• **Exercise description**
Please output every line of the material as it stands, without the pictures.

• **Dataset entries**
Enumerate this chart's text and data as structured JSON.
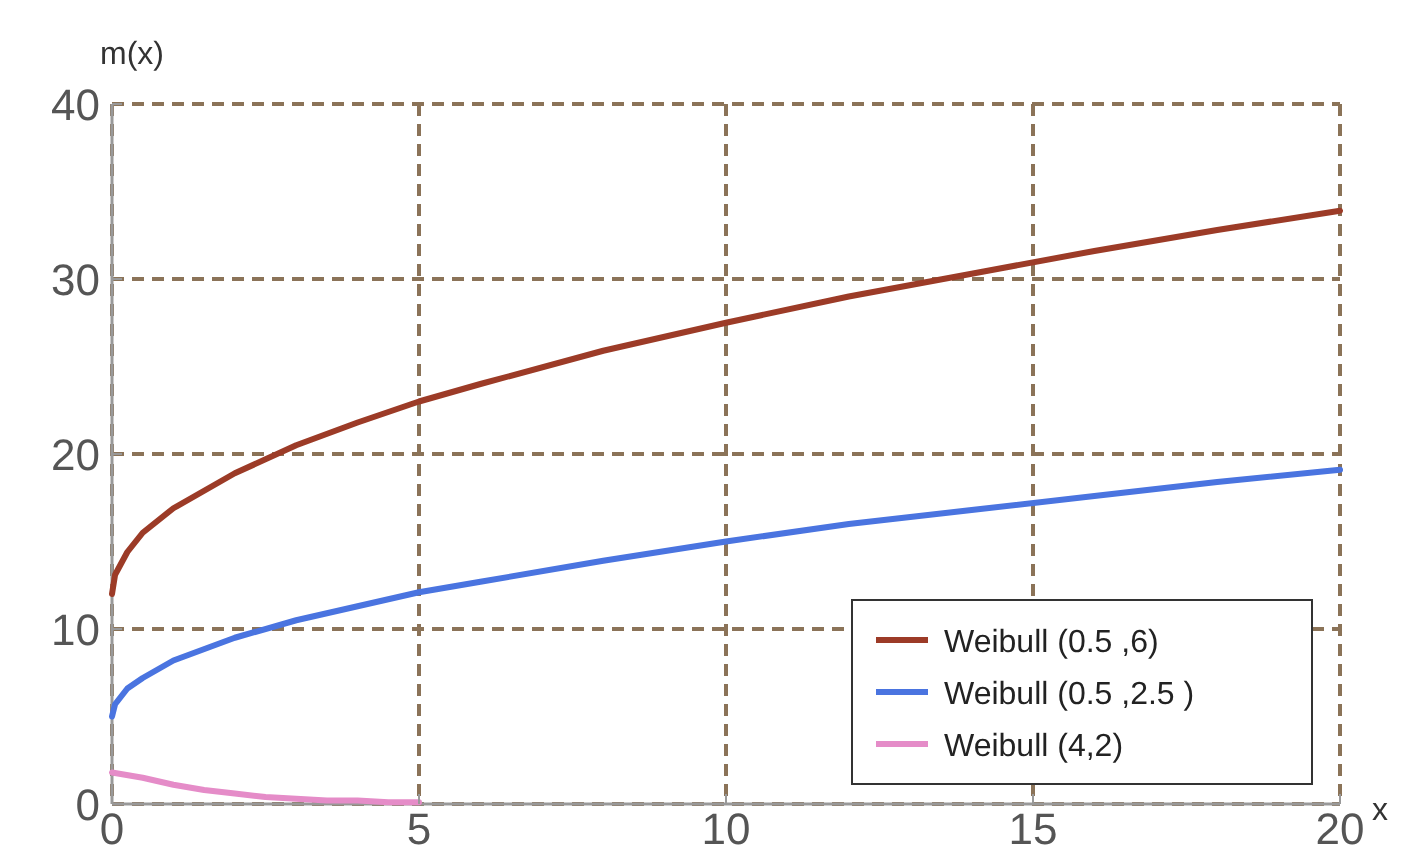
{
  "chart_data": {
    "type": "line",
    "xlabel": "x",
    "ylabel": "m(x)",
    "xlim": [
      0,
      20
    ],
    "ylim": [
      0,
      40
    ],
    "xticks": [
      0,
      5,
      10,
      15,
      20
    ],
    "yticks": [
      0,
      10,
      20,
      30,
      40
    ],
    "grid": true,
    "legend": "bottom right",
    "series": [
      {
        "name": "Weibull (0.5 ,6)",
        "color": "#9c3b27",
        "x": [
          0,
          0.05,
          0.25,
          0.5,
          1,
          2,
          3,
          4,
          5,
          6,
          8,
          10,
          12,
          14,
          16,
          18,
          20
        ],
        "values": [
          12,
          13.1,
          14.4,
          15.5,
          16.9,
          18.9,
          20.5,
          21.8,
          23,
          24,
          25.9,
          27.5,
          29,
          30.3,
          31.6,
          32.8,
          33.9
        ]
      },
      {
        "name": "Weibull (0.5 ,2.5 )",
        "color": "#4a74e0",
        "x": [
          0,
          0.05,
          0.25,
          0.5,
          1,
          2,
          3,
          4,
          5,
          6,
          8,
          10,
          12,
          14,
          16,
          18,
          20
        ],
        "values": [
          5,
          5.7,
          6.6,
          7.2,
          8.2,
          9.5,
          10.5,
          11.3,
          12.1,
          12.7,
          13.9,
          15,
          16,
          16.8,
          17.6,
          18.4,
          19.1
        ]
      },
      {
        "name": "Weibull (4,2)",
        "color": "#e58cc8",
        "x": [
          0,
          0.5,
          1,
          1.5,
          2,
          2.5,
          3,
          3.5,
          4,
          4.5,
          5
        ],
        "values": [
          1.8,
          1.5,
          1.1,
          0.8,
          0.6,
          0.4,
          0.3,
          0.2,
          0.2,
          0.1,
          0.1
        ]
      }
    ]
  }
}
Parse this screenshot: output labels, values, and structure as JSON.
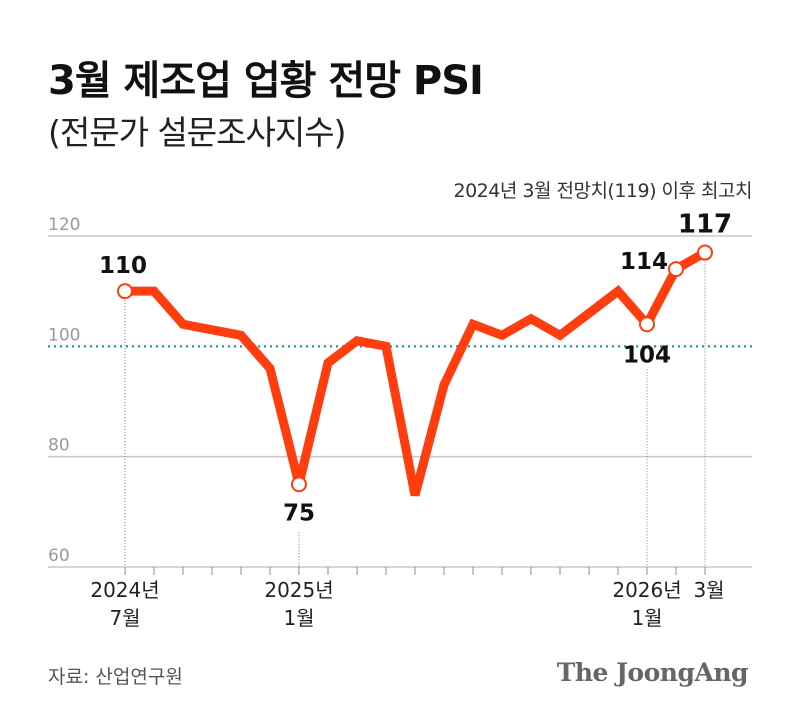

• **Response to the task**
Enumerate this chart's text and data as structured JSON.
{
  "chart_data": {
    "type": "line",
    "xlabel": "x",
    "ylabel": "m(x)",
    "xlim": [
      0,
      20
    ],
    "ylim": [
      0,
      40
    ],
    "xticks": [
      0,
      5,
      10,
      15,
      20
    ],
    "yticks": [
      0,
      10,
      20,
      30,
      40
    ],
    "grid": true,
    "legend": "bottom right",
    "series": [
      {
        "name": "Weibull (0.5 ,6)",
        "color": "#9c3b27",
        "x": [
          0,
          0.05,
          0.25,
          0.5,
          1,
          2,
          3,
          4,
          5,
          6,
          8,
          10,
          12,
          14,
          16,
          18,
          20
        ],
        "values": [
          12,
          13.1,
          14.4,
          15.5,
          16.9,
          18.9,
          20.5,
          21.8,
          23,
          24,
          25.9,
          27.5,
          29,
          30.3,
          31.6,
          32.8,
          33.9
        ]
      },
      {
        "name": "Weibull (0.5 ,2.5 )",
        "color": "#4a74e0",
        "x": [
          0,
          0.05,
          0.25,
          0.5,
          1,
          2,
          3,
          4,
          5,
          6,
          8,
          10,
          12,
          14,
          16,
          18,
          20
        ],
        "values": [
          5,
          5.7,
          6.6,
          7.2,
          8.2,
          9.5,
          10.5,
          11.3,
          12.1,
          12.7,
          13.9,
          15,
          16,
          16.8,
          17.6,
          18.4,
          19.1
        ]
      },
      {
        "name": "Weibull (4,2)",
        "color": "#e58cc8",
        "x": [
          0,
          0.5,
          1,
          1.5,
          2,
          2.5,
          3,
          3.5,
          4,
          4.5,
          5
        ],
        "values": [
          1.8,
          1.5,
          1.1,
          0.8,
          0.6,
          0.4,
          0.3,
          0.2,
          0.2,
          0.1,
          0.1
        ]
      }
    ]
  }
}
Parse this screenshot: output labels, values, and structure as JSON.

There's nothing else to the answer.